_What needs to be done_.
Filter the records below for the word "toward". Copy each line that holds it.

Start of Records provided

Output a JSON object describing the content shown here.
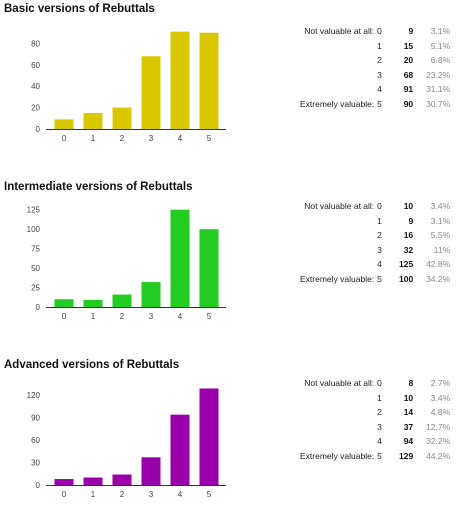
{
  "chart_data": [
    {
      "type": "bar",
      "title": "Basic versions of Rebuttals",
      "categories": [
        "0",
        "1",
        "2",
        "3",
        "4",
        "5"
      ],
      "values": [
        9,
        15,
        20,
        68,
        91,
        90
      ],
      "color": "#d9c800",
      "ylim": [
        0,
        100
      ],
      "yticks": [
        0,
        20,
        40,
        60,
        80
      ],
      "grid": false,
      "stats": [
        {
          "label": "Not valuable at all:",
          "score": "0",
          "count": "9",
          "pct": "3.1%"
        },
        {
          "label": "",
          "score": "1",
          "count": "15",
          "pct": "5.1%"
        },
        {
          "label": "",
          "score": "2",
          "count": "20",
          "pct": "6.8%"
        },
        {
          "label": "",
          "score": "3",
          "count": "68",
          "pct": "23.2%"
        },
        {
          "label": "",
          "score": "4",
          "count": "91",
          "pct": "31.1%"
        },
        {
          "label": "Extremely valuable:",
          "score": "5",
          "count": "90",
          "pct": "30.7%"
        }
      ]
    },
    {
      "type": "bar",
      "title": "Intermediate versions of Rebuttals",
      "categories": [
        "0",
        "1",
        "2",
        "3",
        "4",
        "5"
      ],
      "values": [
        10,
        9,
        16,
        32,
        125,
        100
      ],
      "color": "#22cc22",
      "ylim": [
        0,
        137.5
      ],
      "yticks": [
        0,
        25,
        50,
        75,
        100,
        125
      ],
      "grid": false,
      "stats": [
        {
          "label": "Not valuable at all:",
          "score": "0",
          "count": "10",
          "pct": "3.4%"
        },
        {
          "label": "",
          "score": "1",
          "count": "9",
          "pct": "3.1%"
        },
        {
          "label": "",
          "score": "2",
          "count": "16",
          "pct": "5.5%"
        },
        {
          "label": "",
          "score": "3",
          "count": "32",
          "pct": "11%"
        },
        {
          "label": "",
          "score": "4",
          "count": "125",
          "pct": "42.8%"
        },
        {
          "label": "Extremely valuable:",
          "score": "5",
          "count": "100",
          "pct": "34.2%"
        }
      ]
    },
    {
      "type": "bar",
      "title": "Advanced versions of Rebuttals",
      "categories": [
        "0",
        "1",
        "2",
        "3",
        "4",
        "5"
      ],
      "values": [
        8,
        10,
        14,
        37,
        94,
        129
      ],
      "color": "#9900aa",
      "ylim": [
        0,
        143
      ],
      "yticks": [
        0,
        30,
        60,
        90,
        120
      ],
      "grid": false,
      "stats": [
        {
          "label": "Not valuable at all:",
          "score": "0",
          "count": "8",
          "pct": "2.7%"
        },
        {
          "label": "",
          "score": "1",
          "count": "10",
          "pct": "3.4%"
        },
        {
          "label": "",
          "score": "2",
          "count": "14",
          "pct": "4.8%"
        },
        {
          "label": "",
          "score": "3",
          "count": "37",
          "pct": "12.7%"
        },
        {
          "label": "",
          "score": "4",
          "count": "94",
          "pct": "32.2%"
        },
        {
          "label": "Extremely valuable:",
          "score": "5",
          "count": "129",
          "pct": "44.2%"
        }
      ]
    }
  ]
}
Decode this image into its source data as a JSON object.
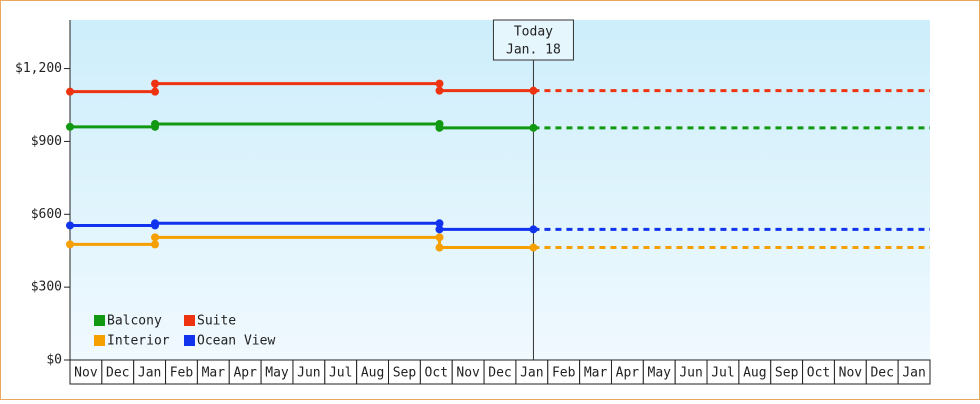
{
  "chart_data": {
    "type": "line",
    "categories": [
      "Nov",
      "Dec",
      "Jan",
      "Feb",
      "Mar",
      "Apr",
      "May",
      "Jun",
      "Jul",
      "Aug",
      "Sep",
      "Oct",
      "Nov",
      "Dec",
      "Jan",
      "Feb",
      "Mar",
      "Apr",
      "May",
      "Jun",
      "Jul",
      "Aug",
      "Sep",
      "Oct",
      "Nov",
      "Dec",
      "Jan"
    ],
    "xlim": [
      0,
      27
    ],
    "ylim": [
      0,
      1400
    ],
    "yticks": [
      {
        "value": 0,
        "label": "$0"
      },
      {
        "value": 300,
        "label": "$300"
      },
      {
        "value": 600,
        "label": "$600"
      },
      {
        "value": 900,
        "label": "$900"
      },
      {
        "value": 1200,
        "label": "$1,200"
      }
    ],
    "series": [
      {
        "name": "Balcony",
        "color": "#119911",
        "x": [
          0,
          2.67,
          2.67,
          11.6,
          11.6,
          14.55
        ],
        "values": [
          960,
          960,
          972,
          972,
          956,
          956
        ]
      },
      {
        "name": "Suite",
        "color": "#ee3311",
        "x": [
          0,
          2.67,
          2.67,
          11.6,
          11.6,
          14.55
        ],
        "values": [
          1105,
          1105,
          1138,
          1138,
          1109,
          1109
        ]
      },
      {
        "name": "Interior",
        "color": "#f5a000",
        "x": [
          0,
          2.67,
          2.67,
          11.6,
          11.6,
          14.55
        ],
        "values": [
          476,
          476,
          505,
          505,
          463,
          463
        ]
      },
      {
        "name": "Ocean View",
        "color": "#1133ee",
        "x": [
          0,
          2.67,
          2.67,
          11.6,
          11.6,
          14.55
        ],
        "values": [
          554,
          554,
          563,
          563,
          538,
          538
        ]
      }
    ],
    "annotation": {
      "text": [
        "Today",
        "Jan. 18"
      ],
      "x": 14.55
    },
    "legend": "lower-left"
  }
}
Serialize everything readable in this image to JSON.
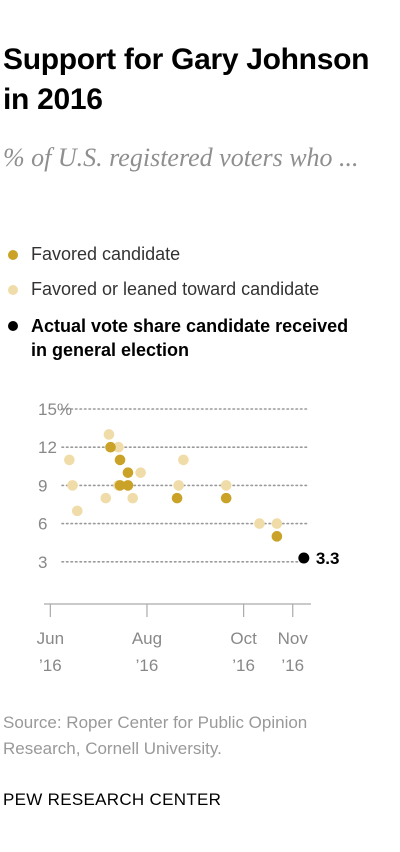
{
  "header": {
    "title": "Support for Gary Johnson in 2016",
    "subtitle": "% of U.S. registered voters who ..."
  },
  "legend": [
    {
      "label": "Favored candidate",
      "color": "#c9a227"
    },
    {
      "label": "Favored or leaned toward candidate",
      "color": "#f0dca8"
    },
    {
      "label": "Actual vote share candidate received in general election",
      "color": "#000000"
    }
  ],
  "chart_data": {
    "type": "scatter",
    "title": "Support for Gary Johnson in 2016",
    "subtitle": "% of U.S. registered voters who ...",
    "ylim": [
      0,
      15
    ],
    "y_ticks": [
      "15%",
      "12",
      "9",
      "6",
      "3"
    ],
    "y_tick_values": [
      15,
      12,
      9,
      6,
      3
    ],
    "x_ticks": [
      {
        "date": "2016-06-01",
        "line1": "Jun",
        "line2": "’16"
      },
      {
        "date": "2016-08-01",
        "line1": "Aug",
        "line2": "’16"
      },
      {
        "date": "2016-10-01",
        "line1": "Oct",
        "line2": "’16"
      },
      {
        "date": "2016-11-01",
        "line1": "Nov",
        "line2": "’16"
      }
    ],
    "xlim": [
      "2016-05-28",
      "2016-11-10"
    ],
    "grid": "horizontal dotted",
    "series": [
      {
        "name": "Favored or leaned toward candidate",
        "color": "#f0dca8",
        "points": [
          {
            "x": "2016-06-13",
            "y": 11
          },
          {
            "x": "2016-06-15",
            "y": 9
          },
          {
            "x": "2016-06-18",
            "y": 7
          },
          {
            "x": "2016-07-06",
            "y": 8
          },
          {
            "x": "2016-07-08",
            "y": 13
          },
          {
            "x": "2016-07-14",
            "y": 12
          },
          {
            "x": "2016-07-14",
            "y": 9
          },
          {
            "x": "2016-07-23",
            "y": 8
          },
          {
            "x": "2016-07-28",
            "y": 10
          },
          {
            "x": "2016-08-21",
            "y": 9
          },
          {
            "x": "2016-08-24",
            "y": 11
          },
          {
            "x": "2016-09-20",
            "y": 9
          },
          {
            "x": "2016-10-11",
            "y": 6
          },
          {
            "x": "2016-10-22",
            "y": 6
          }
        ]
      },
      {
        "name": "Favored candidate",
        "color": "#c9a227",
        "points": [
          {
            "x": "2016-07-09",
            "y": 12
          },
          {
            "x": "2016-07-15",
            "y": 11
          },
          {
            "x": "2016-07-15",
            "y": 9
          },
          {
            "x": "2016-07-20",
            "y": 10
          },
          {
            "x": "2016-07-20",
            "y": 9
          },
          {
            "x": "2016-08-20",
            "y": 8
          },
          {
            "x": "2016-09-20",
            "y": 8
          },
          {
            "x": "2016-10-22",
            "y": 5
          }
        ]
      },
      {
        "name": "Actual vote share candidate received in general election",
        "color": "#000000",
        "points": [
          {
            "x": "2016-11-08",
            "y": 3.3,
            "label": "3.3"
          }
        ]
      }
    ]
  },
  "footer": {
    "source": "Source: Roper Center for Public Opinion Research, Cornell University.",
    "brand": "PEW RESEARCH CENTER"
  }
}
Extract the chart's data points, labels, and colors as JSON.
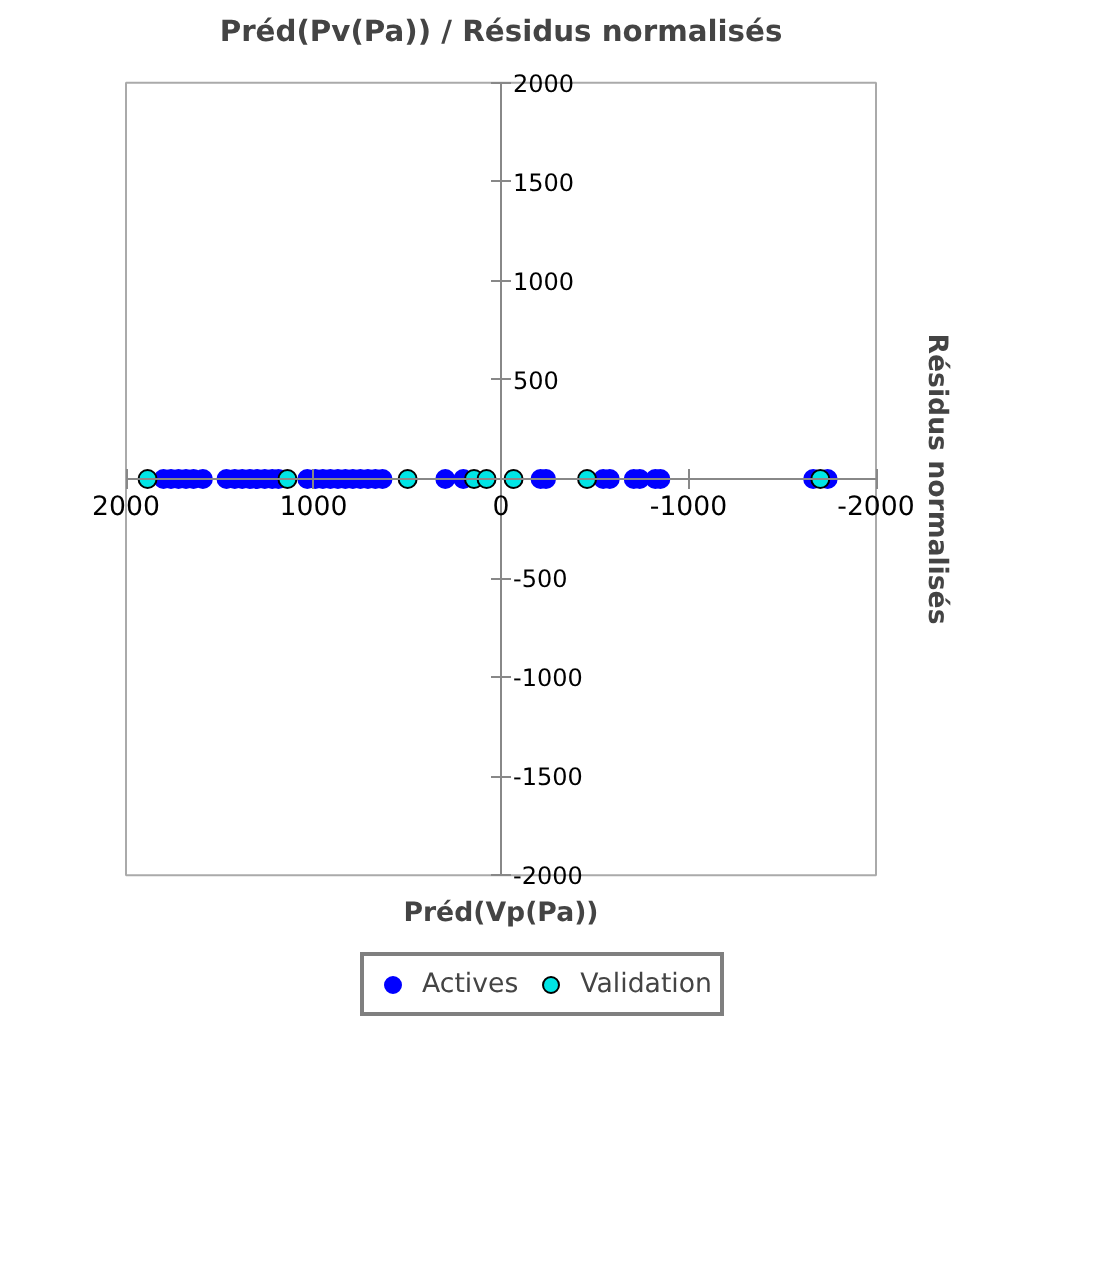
{
  "chart_data": {
    "type": "scatter",
    "title": "Préd(Pv(Pa)) / Résidus normalisés",
    "xlabel": "Préd(Vp(Pa))",
    "ylabel": "Résidus normalisés",
    "xlim": [
      2000,
      -2000
    ],
    "ylim": [
      -2000,
      2000
    ],
    "xticks": [
      2000,
      1000,
      0,
      -1000,
      -2000
    ],
    "yticks": [
      -2000,
      -1500,
      -1000,
      -500,
      500,
      1000,
      1500,
      2000
    ],
    "grid": false,
    "legend": "bottom",
    "marker": "circle",
    "series": [
      {
        "name": "Actives",
        "color": "#0000ff",
        "x": [
          1800,
          1760,
          1720,
          1680,
          1640,
          1590,
          1464,
          1420,
          1380,
          1340,
          1300,
          1260,
          1220,
          1187,
          1033,
          990,
          950,
          910,
          870,
          830,
          790,
          750,
          710,
          670,
          632,
          297,
          201,
          -211,
          -240,
          -545,
          -580,
          -708,
          -740,
          -823,
          -850,
          -1665,
          -1742
        ],
        "values": [
          0,
          0,
          0,
          0,
          0,
          0,
          0,
          0,
          0,
          0,
          0,
          0,
          0,
          0,
          0,
          0,
          0,
          0,
          0,
          0,
          0,
          0,
          0,
          0,
          0,
          0,
          0,
          0,
          0,
          0,
          0,
          0,
          0,
          0,
          0,
          0,
          0
        ]
      },
      {
        "name": "Validation",
        "color": "#00e5e5",
        "x": [
          1885,
          1139,
          498,
          144,
          77,
          -67,
          -459,
          -1703
        ],
        "values": [
          0,
          0,
          0,
          0,
          0,
          0,
          0,
          0
        ]
      }
    ]
  }
}
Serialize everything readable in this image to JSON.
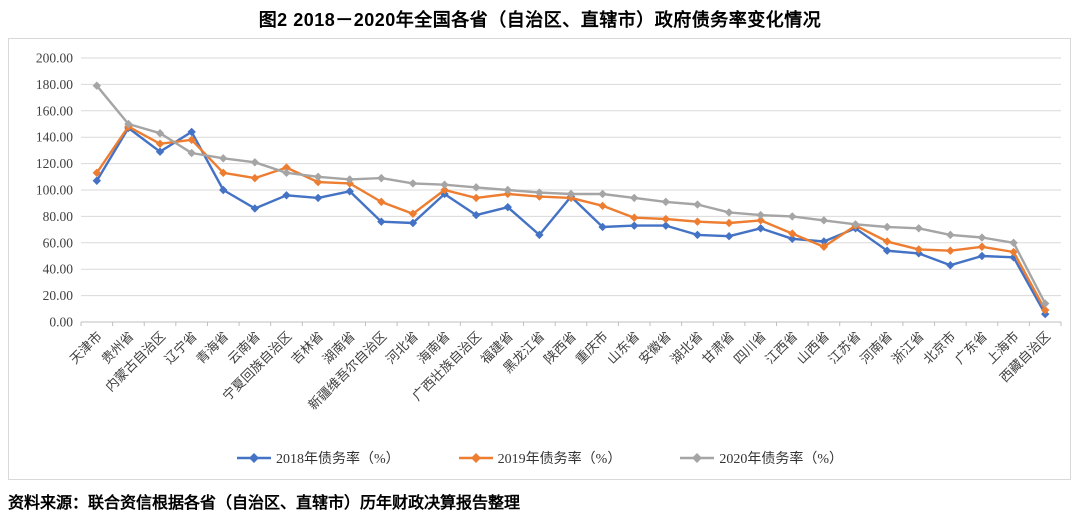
{
  "page": {
    "title": "图2  2018－2020年全国各省（自治区、直辖市）政府债务率变化情况",
    "source": "资料来源：联合资信根据各省（自治区、直辖市）历年财政决算报告整理"
  },
  "chart_data": {
    "type": "line",
    "title": "图2  2018－2020年全国各省（自治区、直辖市）政府债务率变化情况",
    "categories": [
      "天津市",
      "贵州省",
      "内蒙古自治区",
      "辽宁省",
      "青海省",
      "云南省",
      "宁夏回族自治区",
      "吉林省",
      "湖南省",
      "新疆维吾尔自治区",
      "河北省",
      "海南省",
      "广西壮族自治区",
      "福建省",
      "黑龙江省",
      "陕西省",
      "重庆市",
      "山东省",
      "安徽省",
      "湖北省",
      "甘肃省",
      "四川省",
      "江西省",
      "山西省",
      "江苏省",
      "河南省",
      "浙江省",
      "北京市",
      "广东省",
      "上海市",
      "西藏自治区"
    ],
    "series": [
      {
        "name": "2018年债务率（%）",
        "color": "#4472C4",
        "values": [
          107,
          147,
          129,
          144,
          100,
          86,
          96,
          94,
          99,
          76,
          75,
          97,
          81,
          87,
          66,
          95,
          72,
          73,
          73,
          66,
          65,
          71,
          63,
          61,
          71,
          54,
          52,
          43,
          50,
          49,
          6
        ]
      },
      {
        "name": "2019年债务率（%）",
        "color": "#ED7D31",
        "values": [
          113,
          148,
          135,
          138,
          113,
          109,
          117,
          106,
          105,
          91,
          82,
          100,
          94,
          97,
          95,
          94,
          88,
          79,
          78,
          76,
          75,
          77,
          67,
          57,
          73,
          61,
          55,
          54,
          57,
          53,
          9
        ]
      },
      {
        "name": "2020年债务率（%）",
        "color": "#A5A5A5",
        "values": [
          179,
          150,
          143,
          128,
          124,
          121,
          113,
          110,
          108,
          109,
          105,
          104,
          102,
          100,
          98,
          97,
          97,
          94,
          91,
          89,
          83,
          81,
          80,
          77,
          74,
          72,
          71,
          66,
          64,
          60,
          14
        ]
      }
    ],
    "ylim": [
      0,
      200
    ],
    "y_tick_step": 20,
    "y_tick_labels": [
      "0.00",
      "20.00",
      "40.00",
      "60.00",
      "80.00",
      "100.00",
      "120.00",
      "140.00",
      "160.00",
      "180.00",
      "200.00"
    ],
    "grid": true,
    "legend_position": "bottom",
    "style": {
      "gridline_color": "#d9d9d9",
      "axis_line_color": "#bfbfbf",
      "tick_text_color": "#3f3f3f",
      "marker": "diamond"
    }
  }
}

End of Records provided

_Task result_.
      "label": "Favored or leaned toward candidate",
        "name": "Favored or leaned toward candidate",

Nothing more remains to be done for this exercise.